[What is being asked] Pick every line with "played" from the material below.

[Exercise data]
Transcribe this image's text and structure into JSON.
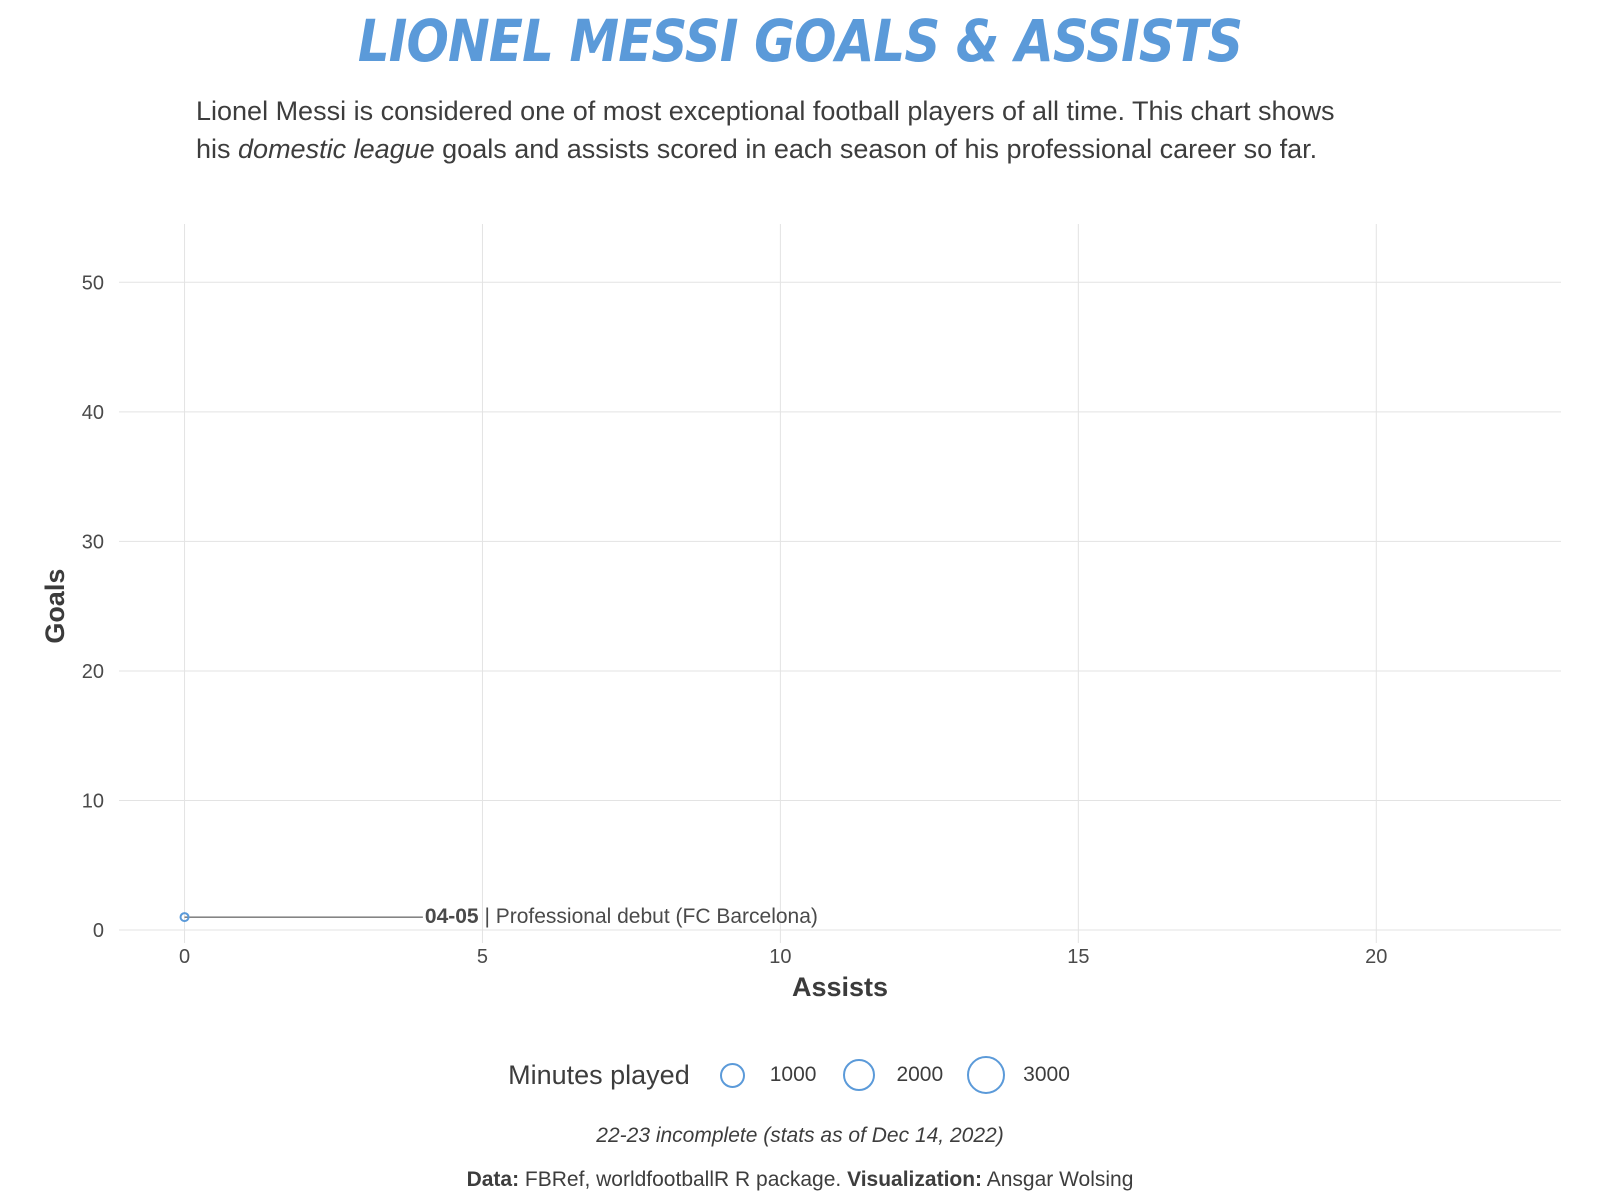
{
  "title": "LIONEL MESSI GOALS & ASSISTS",
  "subtitle": {
    "line1": "Lionel Messi is considered one of most exceptional football players of all time. This chart shows",
    "line2_pre": "his ",
    "line2_em": "domestic league",
    "line2_post": " goals and assists scored in each season of his professional career so far."
  },
  "chart_data": {
    "type": "scatter",
    "xlabel": "Assists",
    "ylabel": "Goals",
    "xlim": [
      -1.1,
      23.1
    ],
    "ylim": [
      -1,
      54.5
    ],
    "xticks": [
      0,
      5,
      10,
      15,
      20
    ],
    "yticks": [
      0,
      10,
      20,
      30,
      40,
      50
    ],
    "grid": true,
    "size_variable": "Minutes played",
    "points": [
      {
        "season": "04-05",
        "x": 0,
        "y": 1,
        "annotation": "Professional debut (FC Barcelona)"
      }
    ],
    "color": "#5b9ad9"
  },
  "legend": {
    "title": "Minutes played",
    "items": [
      {
        "label": "1000",
        "value": 1000
      },
      {
        "label": "2000",
        "value": 2000
      },
      {
        "label": "3000",
        "value": 3000
      }
    ]
  },
  "note": "22-23 incomplete (stats as of Dec 14, 2022)",
  "caption": {
    "data_label": "Data:",
    "data_text": " FBRef, worldfootballR R package. ",
    "viz_label": "Visualization:",
    "viz_text": " Ansgar Wolsing"
  }
}
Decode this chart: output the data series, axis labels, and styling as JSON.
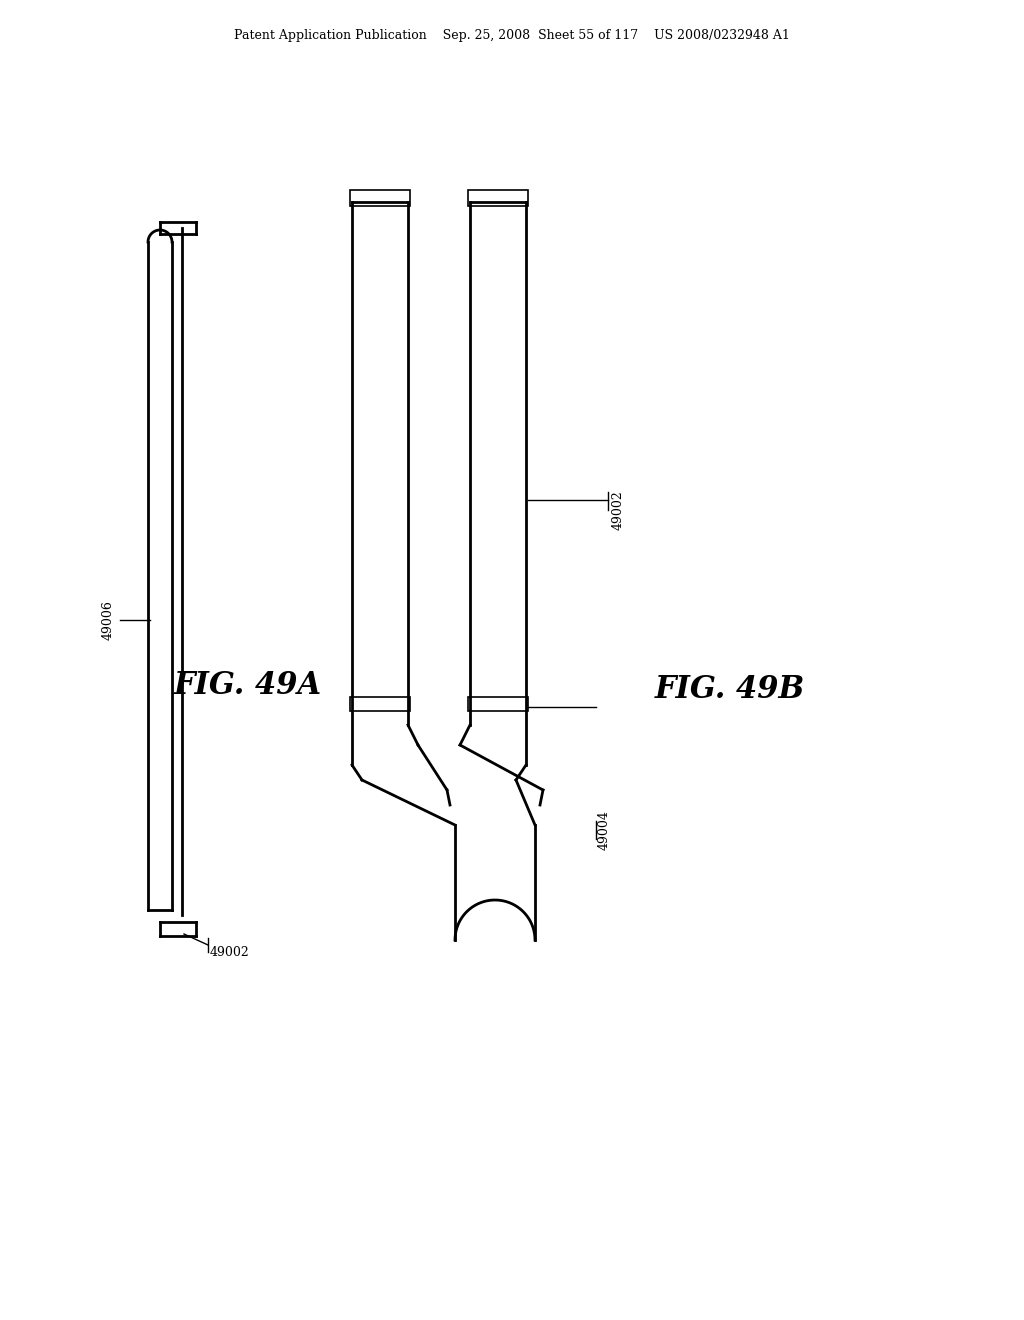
{
  "bg_color": "#ffffff",
  "line_color": "#000000",
  "header_text": "Patent Application Publication    Sep. 25, 2008  Sheet 55 of 117    US 2008/0232948 A1",
  "fig49a_label": "FIG. 49A",
  "fig49b_label": "FIG. 49B",
  "label_49002_a": "49002",
  "label_49002_b": "49002",
  "label_49004": "49004",
  "label_49006": "49006"
}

[Full output]
    "size_variable": "Minutes played",
    "title": "Minutes played",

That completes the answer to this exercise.